Can you copy the data below, replacing each "description-line" with "text-line", changing nothing else and omitting the pictures?

____

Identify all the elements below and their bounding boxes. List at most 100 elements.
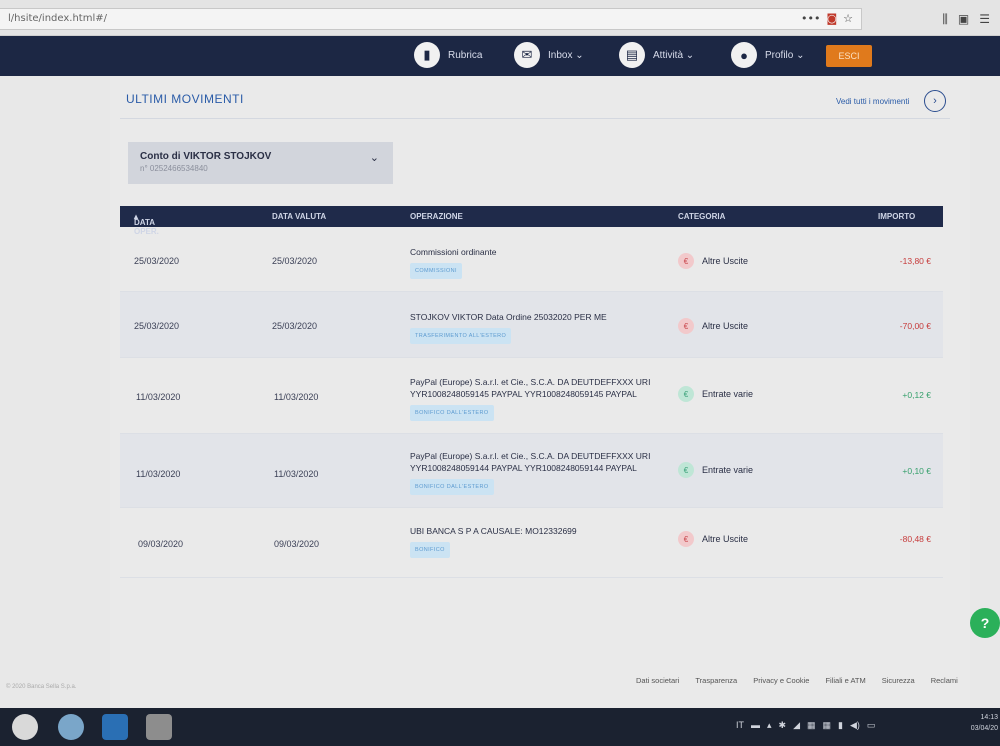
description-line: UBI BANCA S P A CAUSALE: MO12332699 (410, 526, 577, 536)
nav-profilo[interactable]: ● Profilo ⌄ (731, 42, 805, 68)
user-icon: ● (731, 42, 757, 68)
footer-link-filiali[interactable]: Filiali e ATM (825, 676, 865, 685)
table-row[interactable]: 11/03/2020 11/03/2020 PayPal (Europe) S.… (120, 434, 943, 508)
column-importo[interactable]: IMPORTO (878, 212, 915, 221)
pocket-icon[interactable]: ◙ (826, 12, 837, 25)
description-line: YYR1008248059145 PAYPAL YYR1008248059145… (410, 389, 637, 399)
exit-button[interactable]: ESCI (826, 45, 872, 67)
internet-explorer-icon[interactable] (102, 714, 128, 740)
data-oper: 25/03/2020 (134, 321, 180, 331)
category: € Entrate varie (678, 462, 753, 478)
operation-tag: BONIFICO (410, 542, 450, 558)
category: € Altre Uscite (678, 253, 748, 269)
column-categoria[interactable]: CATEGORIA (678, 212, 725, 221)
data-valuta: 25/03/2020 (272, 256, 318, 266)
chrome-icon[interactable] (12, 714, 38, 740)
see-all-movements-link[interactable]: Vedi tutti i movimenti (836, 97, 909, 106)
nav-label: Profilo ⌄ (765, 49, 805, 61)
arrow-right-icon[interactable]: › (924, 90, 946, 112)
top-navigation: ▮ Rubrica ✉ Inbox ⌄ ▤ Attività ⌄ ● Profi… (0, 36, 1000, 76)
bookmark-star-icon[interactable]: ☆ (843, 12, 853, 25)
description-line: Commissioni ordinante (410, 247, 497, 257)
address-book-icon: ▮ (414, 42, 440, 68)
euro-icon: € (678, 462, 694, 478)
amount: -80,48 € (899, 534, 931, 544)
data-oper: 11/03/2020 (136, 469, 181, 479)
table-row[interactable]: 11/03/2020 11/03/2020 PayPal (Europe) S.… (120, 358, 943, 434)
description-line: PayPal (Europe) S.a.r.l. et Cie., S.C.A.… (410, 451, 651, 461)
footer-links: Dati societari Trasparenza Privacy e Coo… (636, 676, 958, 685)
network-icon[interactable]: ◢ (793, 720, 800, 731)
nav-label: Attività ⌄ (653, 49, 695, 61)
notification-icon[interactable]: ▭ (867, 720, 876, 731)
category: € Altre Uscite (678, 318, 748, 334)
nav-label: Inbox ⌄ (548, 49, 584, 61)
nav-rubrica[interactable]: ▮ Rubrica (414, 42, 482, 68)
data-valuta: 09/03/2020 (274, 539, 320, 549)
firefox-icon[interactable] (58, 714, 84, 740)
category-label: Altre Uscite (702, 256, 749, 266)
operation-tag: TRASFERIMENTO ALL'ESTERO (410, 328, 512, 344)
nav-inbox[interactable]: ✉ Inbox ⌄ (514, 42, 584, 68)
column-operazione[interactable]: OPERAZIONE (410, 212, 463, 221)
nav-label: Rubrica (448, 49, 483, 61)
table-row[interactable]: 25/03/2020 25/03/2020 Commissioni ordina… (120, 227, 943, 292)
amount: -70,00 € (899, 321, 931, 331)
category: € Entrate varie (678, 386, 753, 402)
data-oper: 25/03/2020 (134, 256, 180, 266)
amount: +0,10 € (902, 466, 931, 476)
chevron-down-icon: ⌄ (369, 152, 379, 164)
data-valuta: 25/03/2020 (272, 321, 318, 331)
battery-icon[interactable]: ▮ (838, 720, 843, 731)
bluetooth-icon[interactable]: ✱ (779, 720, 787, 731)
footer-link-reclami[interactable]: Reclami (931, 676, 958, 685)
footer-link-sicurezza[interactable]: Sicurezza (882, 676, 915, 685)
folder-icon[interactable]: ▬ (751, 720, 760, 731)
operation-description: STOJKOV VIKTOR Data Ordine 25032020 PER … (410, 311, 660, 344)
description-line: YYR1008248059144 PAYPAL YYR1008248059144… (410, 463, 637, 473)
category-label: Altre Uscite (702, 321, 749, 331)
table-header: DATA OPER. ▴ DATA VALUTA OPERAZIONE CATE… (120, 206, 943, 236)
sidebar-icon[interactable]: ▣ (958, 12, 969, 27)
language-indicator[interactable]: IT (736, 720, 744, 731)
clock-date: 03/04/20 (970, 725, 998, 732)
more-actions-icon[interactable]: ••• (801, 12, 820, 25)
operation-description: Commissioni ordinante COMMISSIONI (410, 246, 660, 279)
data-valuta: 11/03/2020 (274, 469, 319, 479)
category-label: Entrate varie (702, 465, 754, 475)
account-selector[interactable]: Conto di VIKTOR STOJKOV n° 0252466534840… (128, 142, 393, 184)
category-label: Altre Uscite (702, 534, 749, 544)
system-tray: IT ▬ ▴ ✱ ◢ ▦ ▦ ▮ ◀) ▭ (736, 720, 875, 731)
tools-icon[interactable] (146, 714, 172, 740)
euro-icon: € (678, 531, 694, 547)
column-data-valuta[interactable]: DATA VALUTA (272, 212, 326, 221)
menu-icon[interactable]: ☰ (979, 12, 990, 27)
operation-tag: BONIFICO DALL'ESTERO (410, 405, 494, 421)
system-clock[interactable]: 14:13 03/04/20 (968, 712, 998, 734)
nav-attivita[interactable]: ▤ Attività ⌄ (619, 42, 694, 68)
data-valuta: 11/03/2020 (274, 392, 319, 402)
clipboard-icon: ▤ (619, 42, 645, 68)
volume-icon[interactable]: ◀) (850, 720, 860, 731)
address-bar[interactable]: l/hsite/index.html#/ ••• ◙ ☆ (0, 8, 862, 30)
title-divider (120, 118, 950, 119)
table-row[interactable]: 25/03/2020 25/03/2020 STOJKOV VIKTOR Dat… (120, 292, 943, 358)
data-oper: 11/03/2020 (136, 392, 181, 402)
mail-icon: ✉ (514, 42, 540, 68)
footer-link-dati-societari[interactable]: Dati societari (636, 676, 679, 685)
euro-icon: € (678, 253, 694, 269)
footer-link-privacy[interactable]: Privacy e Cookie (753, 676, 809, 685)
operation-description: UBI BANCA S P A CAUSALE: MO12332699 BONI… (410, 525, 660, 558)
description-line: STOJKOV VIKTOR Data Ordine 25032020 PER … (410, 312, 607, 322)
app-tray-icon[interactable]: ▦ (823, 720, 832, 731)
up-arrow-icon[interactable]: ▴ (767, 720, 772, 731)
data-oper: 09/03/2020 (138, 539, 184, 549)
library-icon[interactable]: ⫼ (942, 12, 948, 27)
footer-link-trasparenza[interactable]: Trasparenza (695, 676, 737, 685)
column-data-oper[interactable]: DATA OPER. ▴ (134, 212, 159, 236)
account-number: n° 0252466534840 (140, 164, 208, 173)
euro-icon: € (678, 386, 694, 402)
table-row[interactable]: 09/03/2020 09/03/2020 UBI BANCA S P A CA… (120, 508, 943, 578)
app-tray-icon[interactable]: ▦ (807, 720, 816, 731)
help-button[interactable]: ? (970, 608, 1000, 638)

____

**Solution to the exercise**
Identify all the elements below and their bounding boxes. List at most 100 elements.
text-line: UBI BANCA S P A CAUSALE: MO12332699 (410, 526, 577, 536)
nav-profilo[interactable]: ● Profilo ⌄ (731, 42, 805, 68)
user-icon: ● (731, 42, 757, 68)
footer-link-filiali[interactable]: Filiali e ATM (825, 676, 865, 685)
table-row[interactable]: 11/03/2020 11/03/2020 PayPal (Europe) S.… (120, 434, 943, 508)
column-importo[interactable]: IMPORTO (878, 212, 915, 221)
pocket-icon[interactable]: ◙ (826, 12, 837, 25)
text-line: YYR1008248059145 PAYPAL YYR1008248059145… (410, 389, 637, 399)
exit-button[interactable]: ESCI (826, 45, 872, 67)
internet-explorer-icon[interactable] (102, 714, 128, 740)
data-oper: 25/03/2020 (134, 321, 180, 331)
category: € Entrate varie (678, 462, 753, 478)
operation-tag: BONIFICO (410, 542, 450, 558)
category: € Altre Uscite (678, 253, 748, 269)
column-categoria[interactable]: CATEGORIA (678, 212, 725, 221)
data-valuta: 25/03/2020 (272, 256, 318, 266)
chrome-icon[interactable] (12, 714, 38, 740)
see-all-movements-link[interactable]: Vedi tutti i movimenti (836, 97, 909, 106)
nav-label: Profilo ⌄ (765, 49, 805, 61)
arrow-right-icon[interactable]: › (924, 90, 946, 112)
top-navigation: ▮ Rubrica ✉ Inbox ⌄ ▤ Attività ⌄ ● Profi… (0, 36, 1000, 76)
bookmark-star-icon[interactable]: ☆ (843, 12, 853, 25)
text-line: Commissioni ordinante (410, 247, 497, 257)
address-book-icon: ▮ (414, 42, 440, 68)
euro-icon: € (678, 462, 694, 478)
amount: -80,48 € (899, 534, 931, 544)
data-oper: 11/03/2020 (136, 469, 181, 479)
table-row[interactable]: 11/03/2020 11/03/2020 PayPal (Europe) S.… (120, 358, 943, 434)
text-line: PayPal (Europe) S.a.r.l. et Cie., S.C.A.… (410, 451, 651, 461)
footer-links: Dati societari Trasparenza Privacy e Coo… (636, 676, 958, 685)
network-icon[interactable]: ◢ (793, 720, 800, 731)
nav-label: Attività ⌄ (653, 49, 695, 61)
notification-icon[interactable]: ▭ (867, 720, 876, 731)
category: € Altre Uscite (678, 318, 748, 334)
nav-label: Inbox ⌄ (548, 49, 584, 61)
nav-rubrica[interactable]: ▮ Rubrica (414, 42, 482, 68)
data-valuta: 09/03/2020 (274, 539, 320, 549)
firefox-icon[interactable] (58, 714, 84, 740)
category-label: Altre Uscite (702, 256, 749, 266)
operation-tag: TRASFERIMENTO ALL'ESTERO (410, 328, 512, 344)
nav-inbox[interactable]: ✉ Inbox ⌄ (514, 42, 584, 68)
column-operazione[interactable]: OPERAZIONE (410, 212, 463, 221)
nav-label: Rubrica (448, 49, 483, 61)
table-row[interactable]: 25/03/2020 25/03/2020 Commissioni ordina… (120, 227, 943, 292)
amount: -70,00 € (899, 321, 931, 331)
category: € Entrate varie (678, 386, 753, 402)
data-oper: 25/03/2020 (134, 256, 180, 266)
amount: +0,10 € (902, 466, 931, 476)
chevron-down-icon: ⌄ (369, 152, 379, 164)
data-valuta: 25/03/2020 (272, 321, 318, 331)
battery-icon[interactable]: ▮ (838, 720, 843, 731)
bluetooth-icon[interactable]: ✱ (779, 720, 787, 731)
footer-link-reclami[interactable]: Reclami (931, 676, 958, 685)
footer-link-sicurezza[interactable]: Sicurezza (882, 676, 915, 685)
folder-icon[interactable]: ▬ (751, 720, 760, 731)
operation-description: STOJKOV VIKTOR Data Ordine 25032020 PER … (410, 311, 660, 344)
text-line: YYR1008248059144 PAYPAL YYR1008248059144… (410, 463, 637, 473)
category-label: Altre Uscite (702, 321, 749, 331)
table-header: DATA OPER. ▴ DATA VALUTA OPERAZIONE CATE… (120, 206, 943, 236)
sidebar-icon[interactable]: ▣ (958, 12, 969, 27)
language-indicator[interactable]: IT (736, 720, 744, 731)
clock-date: 03/04/20 (970, 725, 998, 732)
more-actions-icon[interactable]: ••• (801, 12, 820, 25)
operation-description: Commissioni ordinante COMMISSIONI (410, 246, 660, 279)
data-valuta: 11/03/2020 (274, 469, 319, 479)
category-label: Entrate varie (702, 465, 754, 475)
account-selector[interactable]: Conto di VIKTOR STOJKOV n° 0252466534840… (128, 142, 393, 184)
category-label: Altre Uscite (702, 534, 749, 544)
system-tray: IT ▬ ▴ ✱ ◢ ▦ ▦ ▮ ◀) ▭ (736, 720, 875, 731)
tools-icon[interactable] (146, 714, 172, 740)
euro-icon: € (678, 531, 694, 547)
column-data-valuta[interactable]: DATA VALUTA (272, 212, 326, 221)
menu-icon[interactable]: ☰ (979, 12, 990, 27)
operation-tag: BONIFICO DALL'ESTERO (410, 405, 494, 421)
system-clock[interactable]: 14:13 03/04/20 (968, 712, 998, 734)
nav-attivita[interactable]: ▤ Attività ⌄ (619, 42, 694, 68)
data-valuta: 11/03/2020 (274, 392, 319, 402)
clipboard-icon: ▤ (619, 42, 645, 68)
volume-icon[interactable]: ◀) (850, 720, 860, 731)
address-bar[interactable]: l/hsite/index.html#/ ••• ◙ ☆ (0, 8, 862, 30)
title-divider (120, 118, 950, 119)
table-row[interactable]: 25/03/2020 25/03/2020 STOJKOV VIKTOR Dat… (120, 292, 943, 358)
data-oper: 11/03/2020 (136, 392, 181, 402)
mail-icon: ✉ (514, 42, 540, 68)
footer-link-dati-societari[interactable]: Dati societari (636, 676, 679, 685)
euro-icon: € (678, 253, 694, 269)
footer-link-privacy[interactable]: Privacy e Cookie (753, 676, 809, 685)
operation-description: UBI BANCA S P A CAUSALE: MO12332699 BONI… (410, 525, 660, 558)
text-line: STOJKOV VIKTOR Data Ordine 25032020 PER … (410, 312, 607, 322)
app-tray-icon[interactable]: ▦ (823, 720, 832, 731)
up-arrow-icon[interactable]: ▴ (767, 720, 772, 731)
data-oper: 09/03/2020 (138, 539, 184, 549)
library-icon[interactable]: ⫼ (942, 12, 948, 27)
footer-link-trasparenza[interactable]: Trasparenza (695, 676, 737, 685)
column-data-oper[interactable]: DATA OPER. ▴ (134, 212, 159, 236)
account-number: n° 0252466534840 (140, 164, 208, 173)
euro-icon: € (678, 386, 694, 402)
table-row[interactable]: 09/03/2020 09/03/2020 UBI BANCA S P A CA… (120, 508, 943, 578)
app-tray-icon[interactable]: ▦ (807, 720, 816, 731)
help-button[interactable]: ? (970, 608, 1000, 638)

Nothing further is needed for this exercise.